§ Data tied to figure images
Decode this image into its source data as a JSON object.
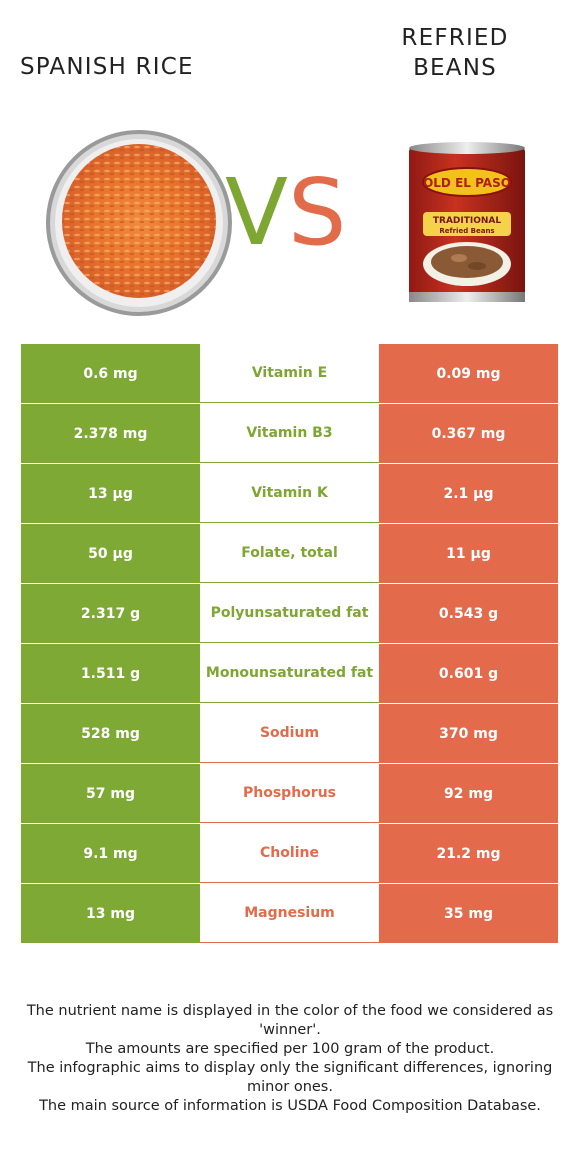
{
  "header": {
    "left_food": "SPANISH RICE",
    "right_food_line1": "REFRIED",
    "right_food_line2": "BEANS",
    "vs_v": "V",
    "vs_s": "S"
  },
  "images": {
    "left": "bowl-of-spanish-rice",
    "right": "can-of-refried-beans",
    "right_brand": "OLD EL PASO",
    "right_label_line1": "TRADITIONAL",
    "right_label_line2": "Refried Beans"
  },
  "colors": {
    "left_food": "#7da934",
    "right_food": "#e36b4c"
  },
  "rows": [
    {
      "left": "0.6 mg",
      "nutrient": "Vitamin E",
      "right": "0.09 mg",
      "winner": "left"
    },
    {
      "left": "2.378 mg",
      "nutrient": "Vitamin B3",
      "right": "0.367 mg",
      "winner": "left"
    },
    {
      "left": "13 µg",
      "nutrient": "Vitamin K",
      "right": "2.1 µg",
      "winner": "left"
    },
    {
      "left": "50 µg",
      "nutrient": "Folate, total",
      "right": "11 µg",
      "winner": "left"
    },
    {
      "left": "2.317 g",
      "nutrient": "Polyunsaturated fat",
      "right": "0.543 g",
      "winner": "left"
    },
    {
      "left": "1.511 g",
      "nutrient": "Monounsaturated fat",
      "right": "0.601 g",
      "winner": "left"
    },
    {
      "left": "528 mg",
      "nutrient": "Sodium",
      "right": "370 mg",
      "winner": "right"
    },
    {
      "left": "57 mg",
      "nutrient": "Phosphorus",
      "right": "92 mg",
      "winner": "right"
    },
    {
      "left": "9.1 mg",
      "nutrient": "Choline",
      "right": "21.2 mg",
      "winner": "right"
    },
    {
      "left": "13 mg",
      "nutrient": "Magnesium",
      "right": "35 mg",
      "winner": "right"
    }
  ],
  "footer": {
    "line1": "The nutrient name is displayed in the color of the food we considered as 'winner'.",
    "line2": "The amounts are specified per 100 gram of the product.",
    "line3": "The infographic aims to display only the significant differences, ignoring minor ones.",
    "line4": "The main source of information is USDA Food Composition Database."
  }
}
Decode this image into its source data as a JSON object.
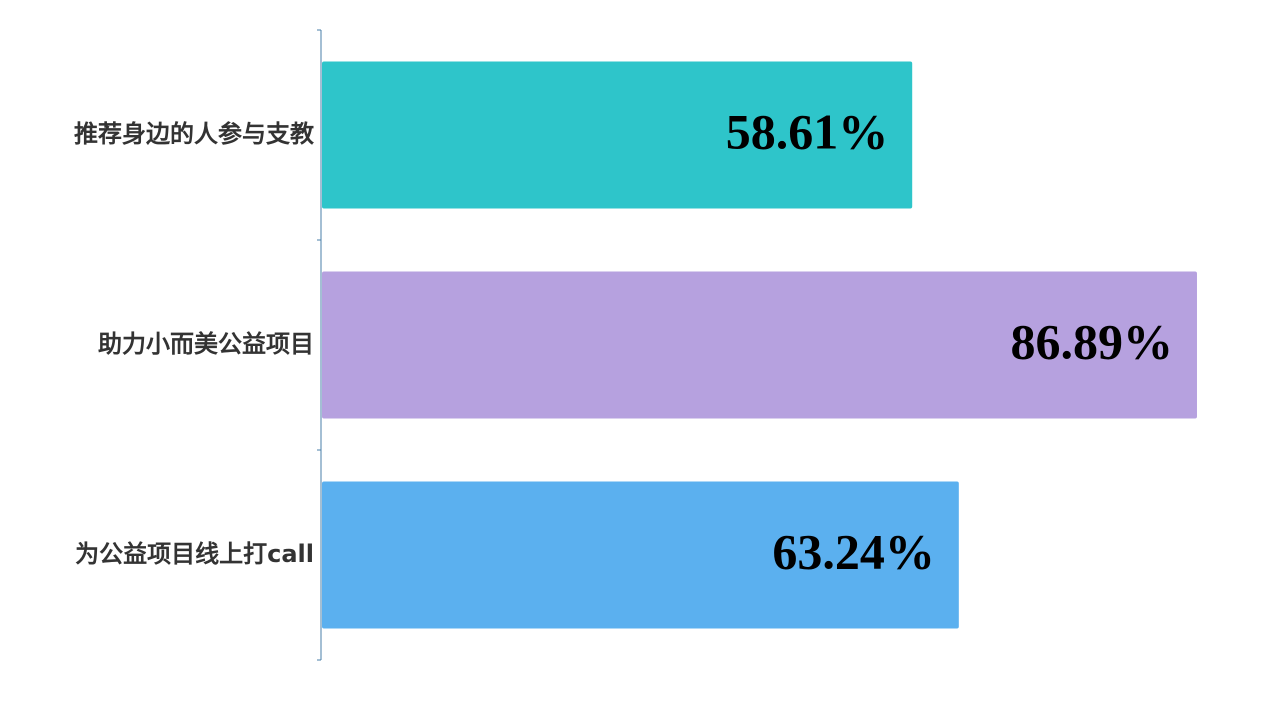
{
  "chart_data": {
    "type": "barh",
    "categories": [
      "推荐身边的人参与支教",
      "助力小而美公益项目",
      "为公益项目线上打call"
    ],
    "values": [
      58.61,
      86.89,
      63.24
    ],
    "value_labels": [
      "58.61%",
      "86.89%",
      "63.24%"
    ],
    "colors": [
      "#2ec5ca",
      "#b6a1df",
      "#5bb0ef"
    ],
    "xlim": [
      0,
      100
    ]
  }
}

§ What is required
Print every entry above again without changing a word, and omit the pictures.

§ Response to the exercise
Decode this image into its source data as a JSON object.
{
  "header": {
    "left_food": "SPANISH RICE",
    "right_food_line1": "REFRIED",
    "right_food_line2": "BEANS",
    "vs_v": "V",
    "vs_s": "S"
  },
  "images": {
    "left": "bowl-of-spanish-rice",
    "right": "can-of-refried-beans",
    "right_brand": "OLD EL PASO",
    "right_label_line1": "TRADITIONAL",
    "right_label_line2": "Refried Beans"
  },
  "colors": {
    "left_food": "#7da934",
    "right_food": "#e36b4c"
  },
  "rows": [
    {
      "left": "0.6 mg",
      "nutrient": "Vitamin E",
      "right": "0.09 mg",
      "winner": "left"
    },
    {
      "left": "2.378 mg",
      "nutrient": "Vitamin B3",
      "right": "0.367 mg",
      "winner": "left"
    },
    {
      "left": "13 µg",
      "nutrient": "Vitamin K",
      "right": "2.1 µg",
      "winner": "left"
    },
    {
      "left": "50 µg",
      "nutrient": "Folate, total",
      "right": "11 µg",
      "winner": "left"
    },
    {
      "left": "2.317 g",
      "nutrient": "Polyunsaturated fat",
      "right": "0.543 g",
      "winner": "left"
    },
    {
      "left": "1.511 g",
      "nutrient": "Monounsaturated fat",
      "right": "0.601 g",
      "winner": "left"
    },
    {
      "left": "528 mg",
      "nutrient": "Sodium",
      "right": "370 mg",
      "winner": "right"
    },
    {
      "left": "57 mg",
      "nutrient": "Phosphorus",
      "right": "92 mg",
      "winner": "right"
    },
    {
      "left": "9.1 mg",
      "nutrient": "Choline",
      "right": "21.2 mg",
      "winner": "right"
    },
    {
      "left": "13 mg",
      "nutrient": "Magnesium",
      "right": "35 mg",
      "winner": "right"
    }
  ],
  "footer": {
    "line1": "The nutrient name is displayed in the color of the food we considered as 'winner'.",
    "line2": "The amounts are specified per 100 gram of the product.",
    "line3": "The infographic aims to display only the significant differences, ignoring minor ones.",
    "line4": "The main source of information is USDA Food Composition Database."
  }
}
Decode this image into its source data as a JSON object.
{
  "chart_data": {
    "type": "barh",
    "categories": [
      "推荐身边的人参与支教",
      "助力小而美公益项目",
      "为公益项目线上打call"
    ],
    "values": [
      58.61,
      86.89,
      63.24
    ],
    "value_labels": [
      "58.61%",
      "86.89%",
      "63.24%"
    ],
    "colors": [
      "#2ec5ca",
      "#b6a1df",
      "#5bb0ef"
    ],
    "xlim": [
      0,
      100
    ]
  }
}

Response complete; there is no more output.